● Task:
Go through the records and filter out every line lacking the word "growth"; copy the lines that remain.

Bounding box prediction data

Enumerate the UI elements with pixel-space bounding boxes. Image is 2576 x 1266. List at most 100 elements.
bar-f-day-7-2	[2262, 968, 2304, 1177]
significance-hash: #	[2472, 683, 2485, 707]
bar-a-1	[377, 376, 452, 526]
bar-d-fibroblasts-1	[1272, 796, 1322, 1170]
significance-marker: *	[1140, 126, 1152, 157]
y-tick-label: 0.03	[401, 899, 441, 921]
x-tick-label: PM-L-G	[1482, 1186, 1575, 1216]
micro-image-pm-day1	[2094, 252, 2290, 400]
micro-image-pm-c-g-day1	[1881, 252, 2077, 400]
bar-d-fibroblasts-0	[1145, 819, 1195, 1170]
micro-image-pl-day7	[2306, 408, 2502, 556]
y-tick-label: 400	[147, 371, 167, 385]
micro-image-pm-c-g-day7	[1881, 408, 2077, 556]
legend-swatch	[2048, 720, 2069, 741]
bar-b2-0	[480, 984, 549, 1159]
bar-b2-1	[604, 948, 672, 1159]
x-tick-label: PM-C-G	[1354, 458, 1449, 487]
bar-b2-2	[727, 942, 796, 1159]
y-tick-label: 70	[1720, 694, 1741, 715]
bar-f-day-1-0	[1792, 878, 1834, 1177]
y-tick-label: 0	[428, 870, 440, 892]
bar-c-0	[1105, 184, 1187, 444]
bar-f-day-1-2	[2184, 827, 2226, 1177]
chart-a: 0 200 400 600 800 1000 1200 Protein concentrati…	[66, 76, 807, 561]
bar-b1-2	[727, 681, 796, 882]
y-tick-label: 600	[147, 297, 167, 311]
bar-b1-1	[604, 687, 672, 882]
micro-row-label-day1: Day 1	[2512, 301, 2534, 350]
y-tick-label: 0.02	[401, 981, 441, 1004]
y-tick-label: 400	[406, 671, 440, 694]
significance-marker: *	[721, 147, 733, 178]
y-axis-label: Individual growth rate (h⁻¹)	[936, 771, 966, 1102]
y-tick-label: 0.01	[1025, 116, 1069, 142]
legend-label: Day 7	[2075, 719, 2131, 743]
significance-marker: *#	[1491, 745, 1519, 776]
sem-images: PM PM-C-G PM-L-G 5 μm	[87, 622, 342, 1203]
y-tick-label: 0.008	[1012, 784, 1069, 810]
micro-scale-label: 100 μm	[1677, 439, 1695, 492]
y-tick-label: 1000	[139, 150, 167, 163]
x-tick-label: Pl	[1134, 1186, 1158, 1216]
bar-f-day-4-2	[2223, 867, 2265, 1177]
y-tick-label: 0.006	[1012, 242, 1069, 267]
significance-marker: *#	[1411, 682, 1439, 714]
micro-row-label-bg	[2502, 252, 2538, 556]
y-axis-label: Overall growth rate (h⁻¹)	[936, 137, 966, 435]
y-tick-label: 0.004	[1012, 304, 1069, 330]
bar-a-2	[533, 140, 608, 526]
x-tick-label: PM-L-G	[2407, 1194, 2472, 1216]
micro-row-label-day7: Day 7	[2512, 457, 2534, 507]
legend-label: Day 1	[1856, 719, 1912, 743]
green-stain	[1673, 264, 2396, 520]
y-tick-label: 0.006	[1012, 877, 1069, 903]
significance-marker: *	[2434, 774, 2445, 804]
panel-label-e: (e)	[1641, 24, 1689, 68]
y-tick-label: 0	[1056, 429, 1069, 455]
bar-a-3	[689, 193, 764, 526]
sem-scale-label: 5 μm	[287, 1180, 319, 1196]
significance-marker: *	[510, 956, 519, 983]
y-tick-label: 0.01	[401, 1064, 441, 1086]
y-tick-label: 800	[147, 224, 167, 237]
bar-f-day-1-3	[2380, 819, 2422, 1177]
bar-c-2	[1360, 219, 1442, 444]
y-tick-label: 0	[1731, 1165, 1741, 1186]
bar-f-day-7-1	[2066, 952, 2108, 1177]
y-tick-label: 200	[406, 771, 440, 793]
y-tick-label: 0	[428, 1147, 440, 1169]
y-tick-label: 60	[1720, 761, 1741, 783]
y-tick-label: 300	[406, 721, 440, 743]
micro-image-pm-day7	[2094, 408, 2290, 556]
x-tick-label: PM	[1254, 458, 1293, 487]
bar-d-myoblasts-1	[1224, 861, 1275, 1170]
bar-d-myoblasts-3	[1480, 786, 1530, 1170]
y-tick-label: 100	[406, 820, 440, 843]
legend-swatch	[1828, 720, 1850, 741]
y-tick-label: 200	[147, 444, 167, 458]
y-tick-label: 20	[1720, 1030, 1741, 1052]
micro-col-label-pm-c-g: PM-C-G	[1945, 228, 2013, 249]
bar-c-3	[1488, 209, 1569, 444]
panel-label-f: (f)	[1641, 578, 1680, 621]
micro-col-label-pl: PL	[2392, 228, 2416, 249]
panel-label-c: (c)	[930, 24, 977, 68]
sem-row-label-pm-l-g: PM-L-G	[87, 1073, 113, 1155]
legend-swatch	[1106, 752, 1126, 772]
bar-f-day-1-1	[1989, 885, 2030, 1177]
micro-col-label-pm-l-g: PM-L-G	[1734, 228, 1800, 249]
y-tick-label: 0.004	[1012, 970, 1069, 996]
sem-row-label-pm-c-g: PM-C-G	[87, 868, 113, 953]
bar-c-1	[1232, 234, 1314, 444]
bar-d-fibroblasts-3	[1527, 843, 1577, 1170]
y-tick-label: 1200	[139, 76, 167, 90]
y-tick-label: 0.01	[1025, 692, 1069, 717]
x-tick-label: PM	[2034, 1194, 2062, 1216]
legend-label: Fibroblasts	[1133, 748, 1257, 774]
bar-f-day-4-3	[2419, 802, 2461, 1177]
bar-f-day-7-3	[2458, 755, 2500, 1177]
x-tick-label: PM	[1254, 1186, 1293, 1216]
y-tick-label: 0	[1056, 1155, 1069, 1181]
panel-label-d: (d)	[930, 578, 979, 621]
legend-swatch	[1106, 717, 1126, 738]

● Answer to the problem:
y-axis-label: Individual growth rate (h⁻¹)	[936, 771, 966, 1102]
y-axis-label: Overall growth rate (h⁻¹)	[936, 137, 966, 435]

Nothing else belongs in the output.